* Start Data for this task *

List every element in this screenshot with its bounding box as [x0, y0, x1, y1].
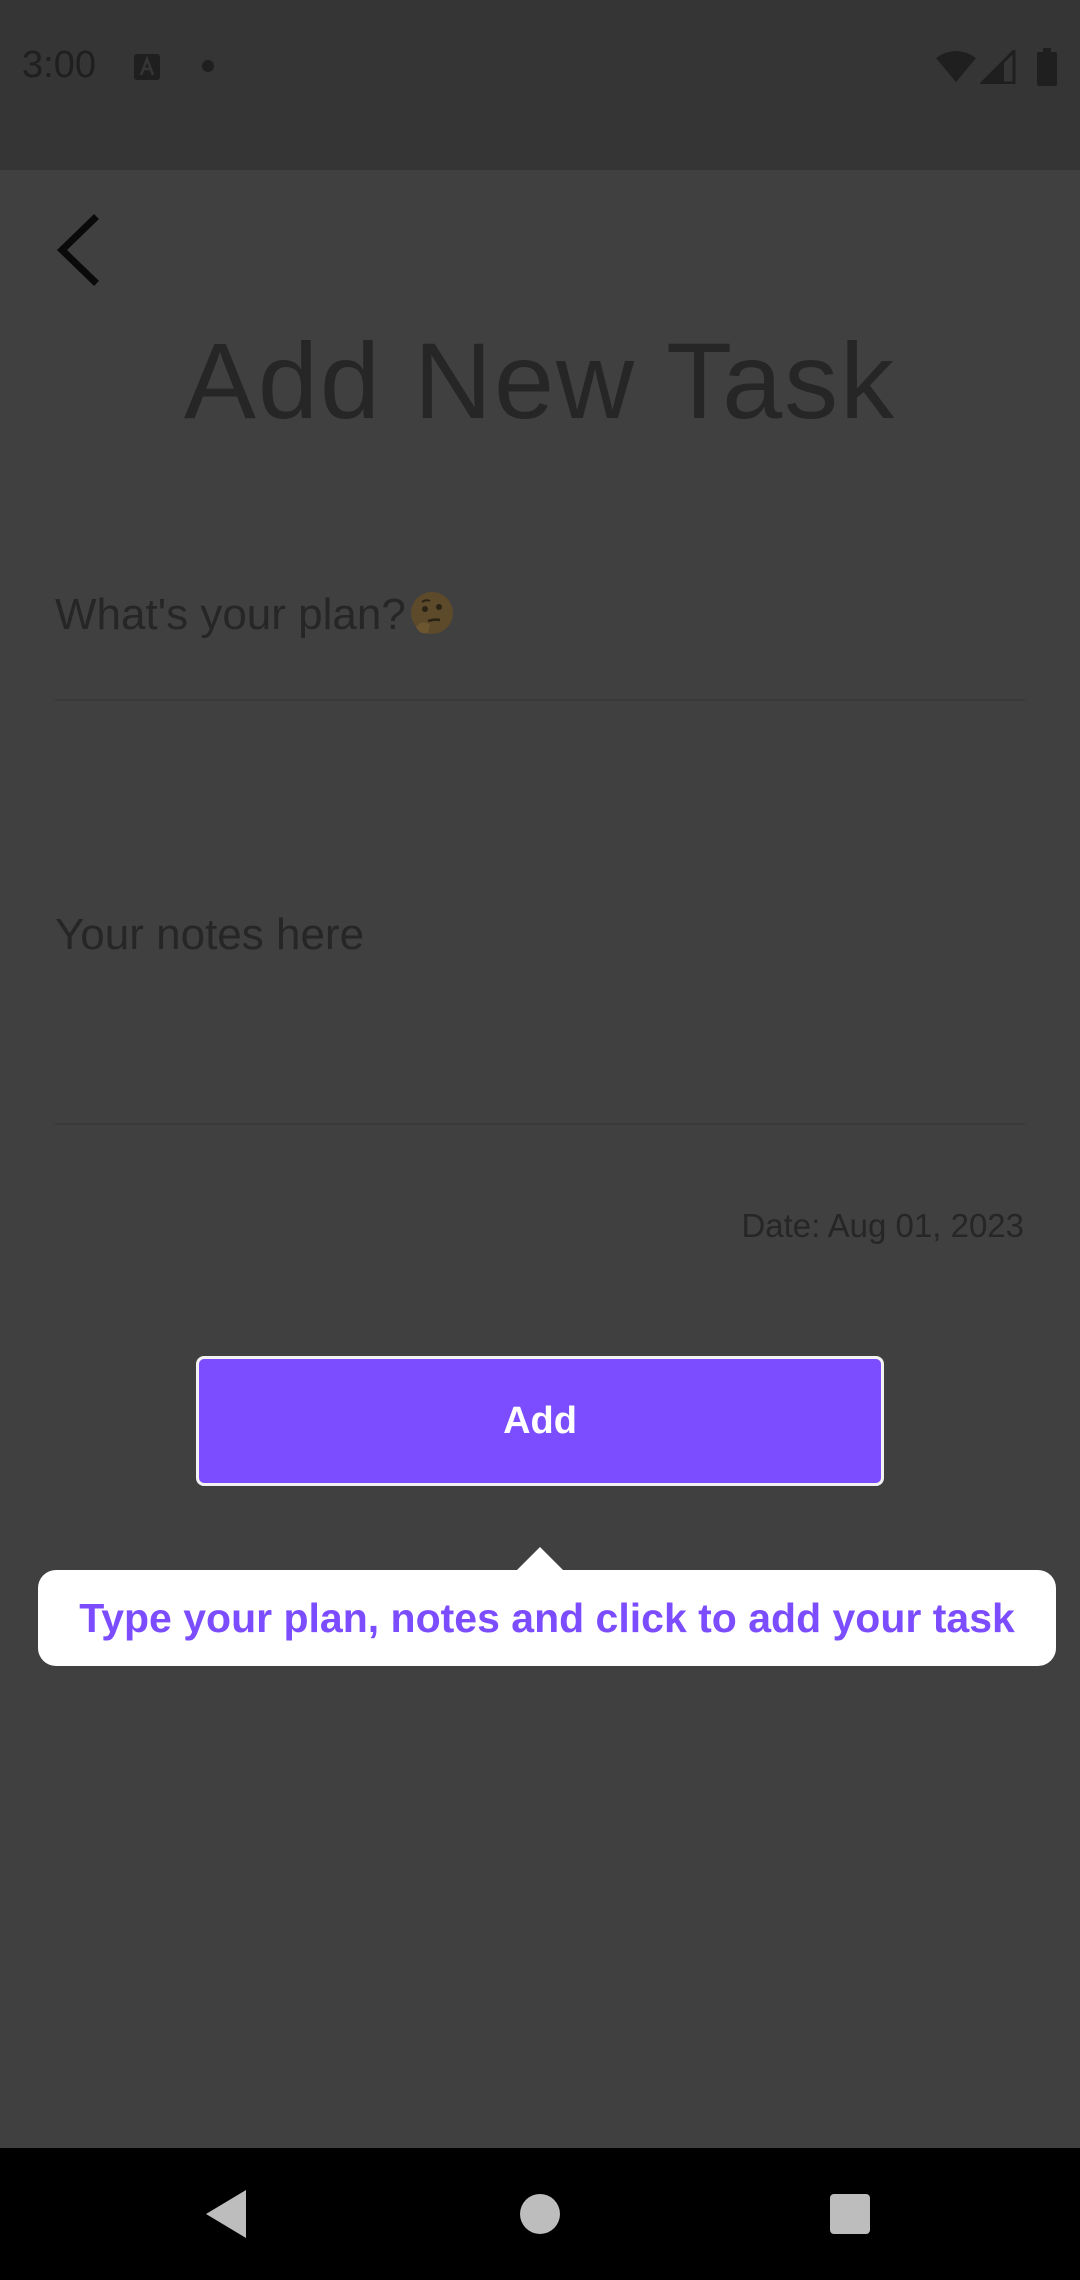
chevron-left-icon: [56, 214, 99, 286]
date-label[interactable]: Date: Aug 01, 2023: [741, 1207, 1024, 1245]
battery-icon: [1037, 48, 1057, 86]
notification-dot-icon: [202, 60, 214, 72]
notes-input[interactable]: Your notes here: [55, 880, 1025, 1125]
nav-recents-icon[interactable]: [830, 2194, 870, 2234]
add-button-label: Add: [503, 1399, 577, 1442]
plan-placeholder: What's your plan?: [55, 589, 456, 640]
wifi-icon: [936, 51, 976, 82]
back-button[interactable]: [40, 205, 120, 295]
nav-home-icon[interactable]: [520, 2194, 560, 2234]
status-bar: 3:00: [0, 0, 1080, 170]
notes-placeholder: Your notes here: [55, 910, 365, 959]
plan-placeholder-text: What's your plan?: [55, 590, 406, 639]
tooltip-arrow: [516, 1547, 564, 1571]
nav-back-icon[interactable]: [202, 2188, 250, 2240]
thinking-face-icon: [410, 592, 453, 634]
plan-input[interactable]: What's your plan?: [55, 575, 1025, 701]
navigation-bar: [0, 2148, 1080, 2280]
tooltip-text: Type your plan, notes and click to add y…: [79, 1594, 1015, 1641]
coach-tooltip[interactable]: Type your plan, notes and click to add y…: [38, 1570, 1056, 1666]
text-a-icon: [134, 54, 160, 80]
app-screen: 3:00 Add New Task What's your plan? Your…: [0, 0, 1080, 2280]
signal-icon: [980, 50, 1016, 84]
add-button[interactable]: Add: [196, 1356, 884, 1486]
status-time: 3:00: [22, 44, 96, 86]
page-title: Add New Task: [183, 320, 897, 441]
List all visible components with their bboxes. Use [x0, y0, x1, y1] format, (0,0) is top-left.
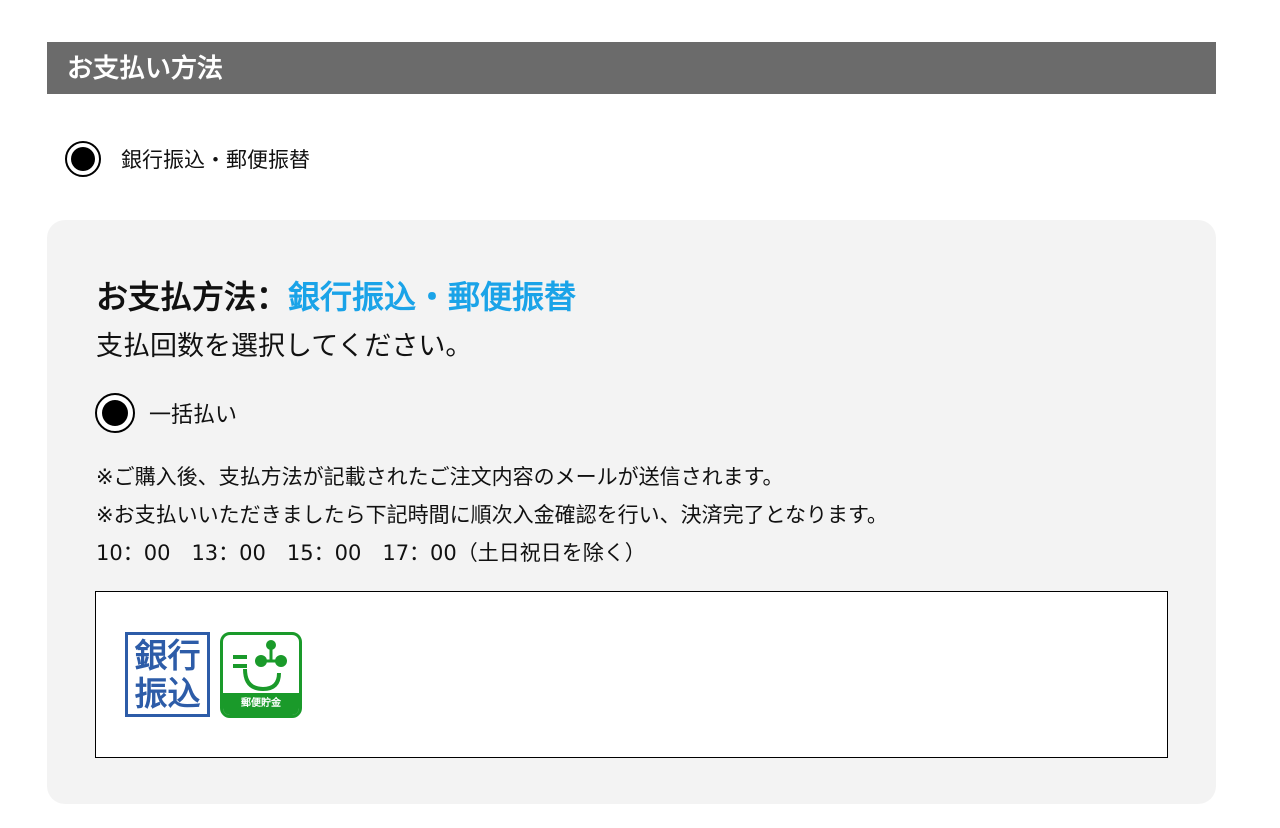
payment-details-panel: お支払方法：銀行振込・郵便振替 支払回数を選択してください。 一括払い ※ご購入…	[47, 220, 1216, 804]
installment-option-label: 一括払い	[149, 403, 238, 428]
radio-selected-icon[interactable]	[95, 393, 135, 433]
note-line: ※お支払いいただきましたら下記時間に順次入金確認を行い、決済完了となります。	[96, 503, 888, 527]
section-header: お支払い方法	[47, 42, 1216, 94]
panel-subtitle: 支払回数を選択してください。	[96, 331, 473, 362]
japan-post-caption: 郵便貯金	[223, 693, 299, 715]
note-line: ※ご購入後、支払方法が記載されたご注文内容のメールが送信されます。	[96, 465, 784, 489]
japan-post-logo: 郵便貯金	[220, 632, 302, 718]
japan-post-mark	[233, 640, 287, 692]
panel-title-method: 銀行振込・郵便振替	[288, 278, 577, 316]
section-title: お支払い方法	[67, 54, 224, 84]
note-line: 10：00 13：00 15：00 17：00（土日祝日を除く）	[96, 541, 646, 565]
panel-title: お支払方法：銀行振込・郵便振替	[96, 272, 576, 318]
radio-selected-icon[interactable]	[65, 141, 101, 177]
payment-method-label: 銀行振込・郵便振替	[121, 148, 310, 172]
payment-logos-box: 銀行 振込 郵便貯金	[95, 591, 1168, 758]
bank-transfer-logo: 銀行 振込	[125, 632, 210, 717]
payment-method-option[interactable]: 銀行振込・郵便振替	[65, 139, 310, 179]
installment-option-lump-sum[interactable]: 一括払い	[95, 393, 237, 433]
payment-notes: ※ご購入後、支払方法が記載されたご注文内容のメールが送信されます。 ※お支払いい…	[96, 458, 888, 572]
panel-title-prefix: お支払方法：	[96, 278, 289, 316]
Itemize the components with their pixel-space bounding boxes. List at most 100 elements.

* End Data for this task *

Set problem - Tally how many lines in the data above contain the string "click" with the same letter case. Give only the number.

Task result - 2